=== RECORDS FOR THE EXERCISE ===

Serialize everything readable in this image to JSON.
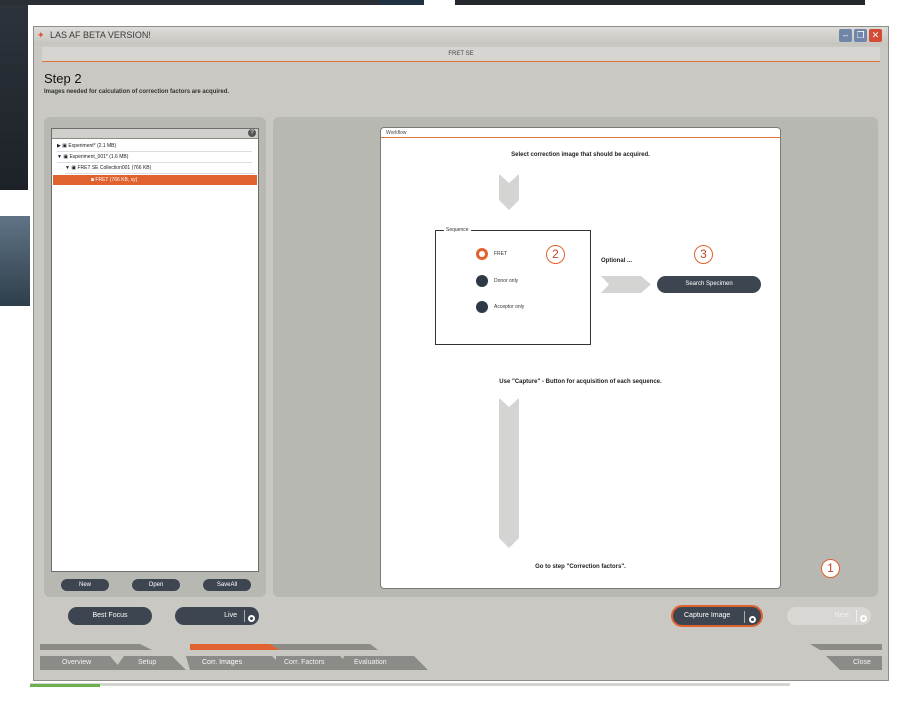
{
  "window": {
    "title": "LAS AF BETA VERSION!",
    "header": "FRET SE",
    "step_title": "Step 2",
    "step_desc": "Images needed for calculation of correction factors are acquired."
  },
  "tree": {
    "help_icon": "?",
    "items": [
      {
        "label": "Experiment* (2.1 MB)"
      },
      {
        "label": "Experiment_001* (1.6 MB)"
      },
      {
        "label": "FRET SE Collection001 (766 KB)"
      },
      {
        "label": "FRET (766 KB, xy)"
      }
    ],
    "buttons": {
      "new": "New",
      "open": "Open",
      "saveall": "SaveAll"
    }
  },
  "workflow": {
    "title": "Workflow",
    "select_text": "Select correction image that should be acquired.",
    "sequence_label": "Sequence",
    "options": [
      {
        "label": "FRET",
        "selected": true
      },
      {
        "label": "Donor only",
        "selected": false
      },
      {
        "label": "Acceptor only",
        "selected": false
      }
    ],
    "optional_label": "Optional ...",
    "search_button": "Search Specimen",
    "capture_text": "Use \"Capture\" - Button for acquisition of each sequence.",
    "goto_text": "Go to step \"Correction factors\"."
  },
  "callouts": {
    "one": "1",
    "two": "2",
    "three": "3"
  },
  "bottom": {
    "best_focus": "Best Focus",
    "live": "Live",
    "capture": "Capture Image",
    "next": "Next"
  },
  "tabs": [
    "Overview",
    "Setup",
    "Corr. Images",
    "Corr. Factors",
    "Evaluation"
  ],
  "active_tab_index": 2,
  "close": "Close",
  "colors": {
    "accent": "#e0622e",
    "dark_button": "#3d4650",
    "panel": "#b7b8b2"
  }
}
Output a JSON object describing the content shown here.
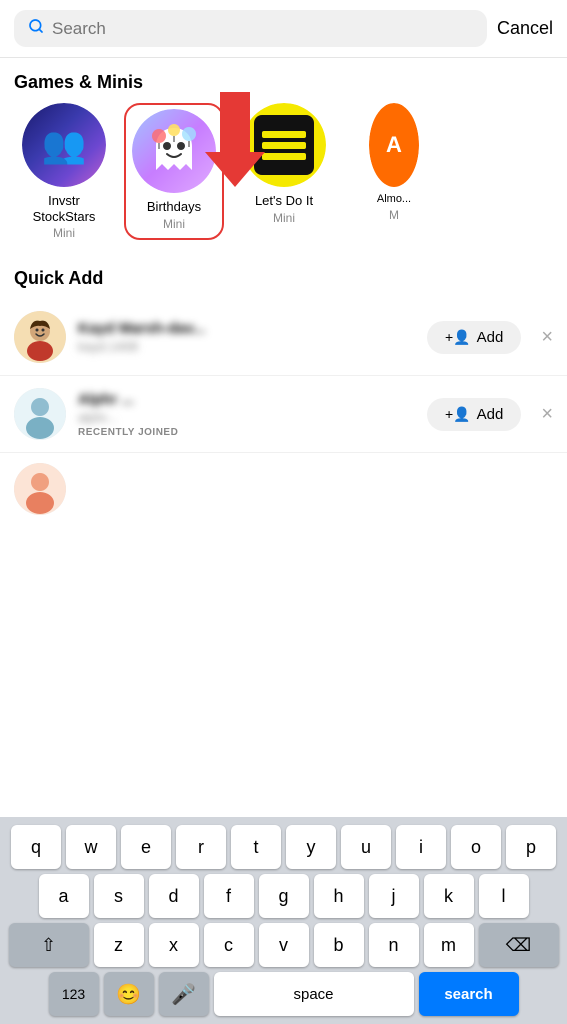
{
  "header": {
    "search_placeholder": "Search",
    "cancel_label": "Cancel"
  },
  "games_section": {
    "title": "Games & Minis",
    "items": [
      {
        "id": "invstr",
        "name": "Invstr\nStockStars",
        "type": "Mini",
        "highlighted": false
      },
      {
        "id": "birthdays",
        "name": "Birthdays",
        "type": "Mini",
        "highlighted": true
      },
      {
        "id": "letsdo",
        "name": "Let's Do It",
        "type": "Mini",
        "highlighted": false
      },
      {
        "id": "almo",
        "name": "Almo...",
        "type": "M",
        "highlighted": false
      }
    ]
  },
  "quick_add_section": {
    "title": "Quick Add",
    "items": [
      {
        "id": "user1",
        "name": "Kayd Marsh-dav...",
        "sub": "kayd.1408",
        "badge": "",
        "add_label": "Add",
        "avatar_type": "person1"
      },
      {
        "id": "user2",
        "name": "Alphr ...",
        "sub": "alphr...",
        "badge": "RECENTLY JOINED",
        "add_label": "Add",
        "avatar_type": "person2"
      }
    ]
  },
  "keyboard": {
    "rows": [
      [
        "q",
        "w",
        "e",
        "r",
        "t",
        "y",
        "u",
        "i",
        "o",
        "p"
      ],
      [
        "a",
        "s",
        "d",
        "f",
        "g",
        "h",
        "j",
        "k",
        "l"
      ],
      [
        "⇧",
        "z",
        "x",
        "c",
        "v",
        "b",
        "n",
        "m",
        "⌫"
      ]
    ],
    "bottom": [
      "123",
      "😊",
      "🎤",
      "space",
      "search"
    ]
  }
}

===

# WRITTEN EXERCISE
From the material above, copy everything exactly but the pictures.

# PROBLEM SOLUTION
Serialize everything readable in this image to JSON.
{
  "window": {
    "title": "LAS AF BETA VERSION!",
    "header": "FRET SE",
    "step_title": "Step 2",
    "step_desc": "Images needed for calculation of correction factors are acquired."
  },
  "tree": {
    "help_icon": "?",
    "items": [
      {
        "label": "Experiment* (2.1 MB)"
      },
      {
        "label": "Experiment_001* (1.6 MB)"
      },
      {
        "label": "FRET SE Collection001 (766 KB)"
      },
      {
        "label": "FRET (766 KB, xy)"
      }
    ],
    "buttons": {
      "new": "New",
      "open": "Open",
      "saveall": "SaveAll"
    }
  },
  "workflow": {
    "title": "Workflow",
    "select_text": "Select correction image that should be acquired.",
    "sequence_label": "Sequence",
    "options": [
      {
        "label": "FRET",
        "selected": true
      },
      {
        "label": "Donor only",
        "selected": false
      },
      {
        "label": "Acceptor only",
        "selected": false
      }
    ],
    "optional_label": "Optional ...",
    "search_button": "Search Specimen",
    "capture_text": "Use \"Capture\" - Button for acquisition of each sequence.",
    "goto_text": "Go to step \"Correction factors\"."
  },
  "callouts": {
    "one": "1",
    "two": "2",
    "three": "3"
  },
  "bottom": {
    "best_focus": "Best Focus",
    "live": "Live",
    "capture": "Capture Image",
    "next": "Next"
  },
  "tabs": [
    "Overview",
    "Setup",
    "Corr. Images",
    "Corr. Factors",
    "Evaluation"
  ],
  "active_tab_index": 2,
  "close": "Close",
  "colors": {
    "accent": "#e0622e",
    "dark_button": "#3d4650",
    "panel": "#b7b8b2"
  }
}
Output a JSON object describing the content shown here.
{
  "header": {
    "search_placeholder": "Search",
    "cancel_label": "Cancel"
  },
  "games_section": {
    "title": "Games & Minis",
    "items": [
      {
        "id": "invstr",
        "name": "Invstr\nStockStars",
        "type": "Mini",
        "highlighted": false
      },
      {
        "id": "birthdays",
        "name": "Birthdays",
        "type": "Mini",
        "highlighted": true
      },
      {
        "id": "letsdo",
        "name": "Let's Do It",
        "type": "Mini",
        "highlighted": false
      },
      {
        "id": "almo",
        "name": "Almo...",
        "type": "M",
        "highlighted": false
      }
    ]
  },
  "quick_add_section": {
    "title": "Quick Add",
    "items": [
      {
        "id": "user1",
        "name": "Kayd Marsh-dav...",
        "sub": "kayd.1408",
        "badge": "",
        "add_label": "Add",
        "avatar_type": "person1"
      },
      {
        "id": "user2",
        "name": "Alphr ...",
        "sub": "alphr...",
        "badge": "RECENTLY JOINED",
        "add_label": "Add",
        "avatar_type": "person2"
      }
    ]
  },
  "keyboard": {
    "rows": [
      [
        "q",
        "w",
        "e",
        "r",
        "t",
        "y",
        "u",
        "i",
        "o",
        "p"
      ],
      [
        "a",
        "s",
        "d",
        "f",
        "g",
        "h",
        "j",
        "k",
        "l"
      ],
      [
        "⇧",
        "z",
        "x",
        "c",
        "v",
        "b",
        "n",
        "m",
        "⌫"
      ]
    ],
    "bottom": [
      "123",
      "😊",
      "🎤",
      "space",
      "search"
    ]
  }
}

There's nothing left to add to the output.